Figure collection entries
** start **

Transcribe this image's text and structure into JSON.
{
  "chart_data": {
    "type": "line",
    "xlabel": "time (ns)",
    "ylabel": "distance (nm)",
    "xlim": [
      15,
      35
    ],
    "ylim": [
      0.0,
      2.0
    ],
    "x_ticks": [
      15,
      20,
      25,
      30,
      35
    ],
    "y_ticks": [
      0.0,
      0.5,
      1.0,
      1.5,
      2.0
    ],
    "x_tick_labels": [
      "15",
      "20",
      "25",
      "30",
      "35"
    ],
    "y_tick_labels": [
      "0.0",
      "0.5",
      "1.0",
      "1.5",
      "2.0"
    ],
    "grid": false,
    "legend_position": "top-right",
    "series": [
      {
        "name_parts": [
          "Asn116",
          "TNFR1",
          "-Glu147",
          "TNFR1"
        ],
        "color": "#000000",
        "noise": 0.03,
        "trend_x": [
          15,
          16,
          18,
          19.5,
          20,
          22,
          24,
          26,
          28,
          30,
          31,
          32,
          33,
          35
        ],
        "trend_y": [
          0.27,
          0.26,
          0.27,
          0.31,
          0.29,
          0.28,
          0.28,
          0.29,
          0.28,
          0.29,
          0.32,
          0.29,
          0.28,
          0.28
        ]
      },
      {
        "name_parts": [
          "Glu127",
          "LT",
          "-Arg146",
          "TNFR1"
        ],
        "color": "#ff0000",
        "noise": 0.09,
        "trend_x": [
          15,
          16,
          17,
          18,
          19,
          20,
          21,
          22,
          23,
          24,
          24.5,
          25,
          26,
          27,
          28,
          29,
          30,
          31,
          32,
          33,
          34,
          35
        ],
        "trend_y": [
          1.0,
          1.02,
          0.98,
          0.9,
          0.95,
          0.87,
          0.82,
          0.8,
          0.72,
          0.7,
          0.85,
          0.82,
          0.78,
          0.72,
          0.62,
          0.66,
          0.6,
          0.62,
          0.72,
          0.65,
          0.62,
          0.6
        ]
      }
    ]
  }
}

** end **

→ **What to work on**: Take the records above and return them exactly as written.

→ **Problem solution**:
Transcribe this image's text and structure into JSON.
{
  "chart_data": {
    "type": "line",
    "xlabel": "time (ns)",
    "ylabel": "distance (nm)",
    "xlim": [
      15,
      35
    ],
    "ylim": [
      0.0,
      2.0
    ],
    "x_ticks": [
      15,
      20,
      25,
      30,
      35
    ],
    "y_ticks": [
      0.0,
      0.5,
      1.0,
      1.5,
      2.0
    ],
    "x_tick_labels": [
      "15",
      "20",
      "25",
      "30",
      "35"
    ],
    "y_tick_labels": [
      "0.0",
      "0.5",
      "1.0",
      "1.5",
      "2.0"
    ],
    "grid": false,
    "legend_position": "top-right",
    "series": [
      {
        "name_parts": [
          "Asn116",
          "TNFR1",
          "-Glu147",
          "TNFR1"
        ],
        "color": "#000000",
        "noise": 0.03,
        "trend_x": [
          15,
          16,
          18,
          19.5,
          20,
          22,
          24,
          26,
          28,
          30,
          31,
          32,
          33,
          35
        ],
        "trend_y": [
          0.27,
          0.26,
          0.27,
          0.31,
          0.29,
          0.28,
          0.28,
          0.29,
          0.28,
          0.29,
          0.32,
          0.29,
          0.28,
          0.28
        ]
      },
      {
        "name_parts": [
          "Glu127",
          "LT",
          "-Arg146",
          "TNFR1"
        ],
        "color": "#ff0000",
        "noise": 0.09,
        "trend_x": [
          15,
          16,
          17,
          18,
          19,
          20,
          21,
          22,
          23,
          24,
          24.5,
          25,
          26,
          27,
          28,
          29,
          30,
          31,
          32,
          33,
          34,
          35
        ],
        "trend_y": [
          1.0,
          1.02,
          0.98,
          0.9,
          0.95,
          0.87,
          0.82,
          0.8,
          0.72,
          0.7,
          0.85,
          0.82,
          0.78,
          0.72,
          0.62,
          0.66,
          0.6,
          0.62,
          0.72,
          0.65,
          0.62,
          0.6
        ]
      }
    ]
  }
}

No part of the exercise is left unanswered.